• Set task: Gather up the lines with the word "дней" in them.

Data entries:

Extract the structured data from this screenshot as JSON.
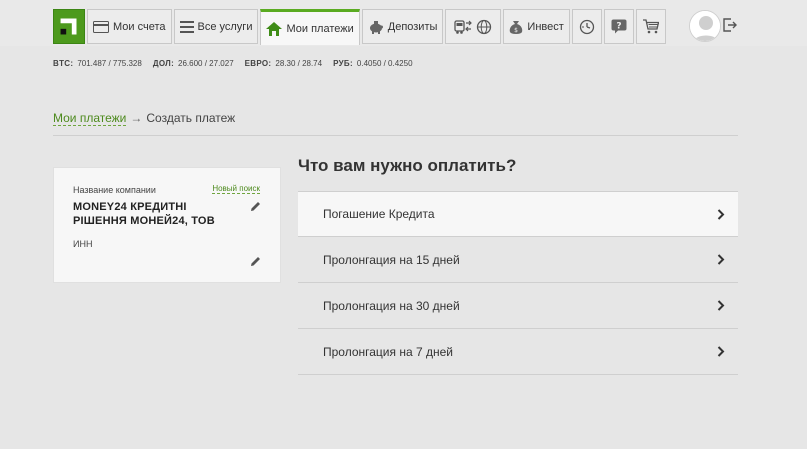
{
  "nav": {
    "accounts_label": "Мои счета",
    "services_label": "Все услуги",
    "payments_label": "Мои платежи",
    "deposits_label": "Депозиты",
    "invest_label": "Инвест"
  },
  "rates": [
    {
      "key": "BTC:",
      "value": "701.487 / 775.328"
    },
    {
      "key": "ДОЛ:",
      "value": "26.600 / 27.027"
    },
    {
      "key": "ЕВРО:",
      "value": "28.30 / 28.74"
    },
    {
      "key": "РУБ:",
      "value": "0.4050 / 0.4250"
    }
  ],
  "breadcrumb": {
    "link": "Мои платежи",
    "arrow": "→",
    "current": "Создать платеж"
  },
  "card": {
    "company_label": "Название компании",
    "new_search": "Новый поиск",
    "company_name": "MONEY24 КРЕДИТНІ РІШЕННЯ МОНЕЙ24, ТОВ",
    "inn_label": "ИНН"
  },
  "main": {
    "question": "Что вам нужно оплатить?",
    "items": [
      {
        "label": "Погашение Кредита"
      },
      {
        "label": "Пролонгация на 15 дней"
      },
      {
        "label": "Пролонгация на 30 дней"
      },
      {
        "label": "Пролонгация на 7 дней"
      }
    ]
  },
  "colors": {
    "brand_green": "#4d9a1d",
    "link_green": "#4d8a1d",
    "background": "#e6e6e6"
  }
}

• The completed task:
        "label": "Пролонгация на 15 дней"
        "label": "Пролонгация на 30 дней"
        "label": "Пролонгация на 7 дней"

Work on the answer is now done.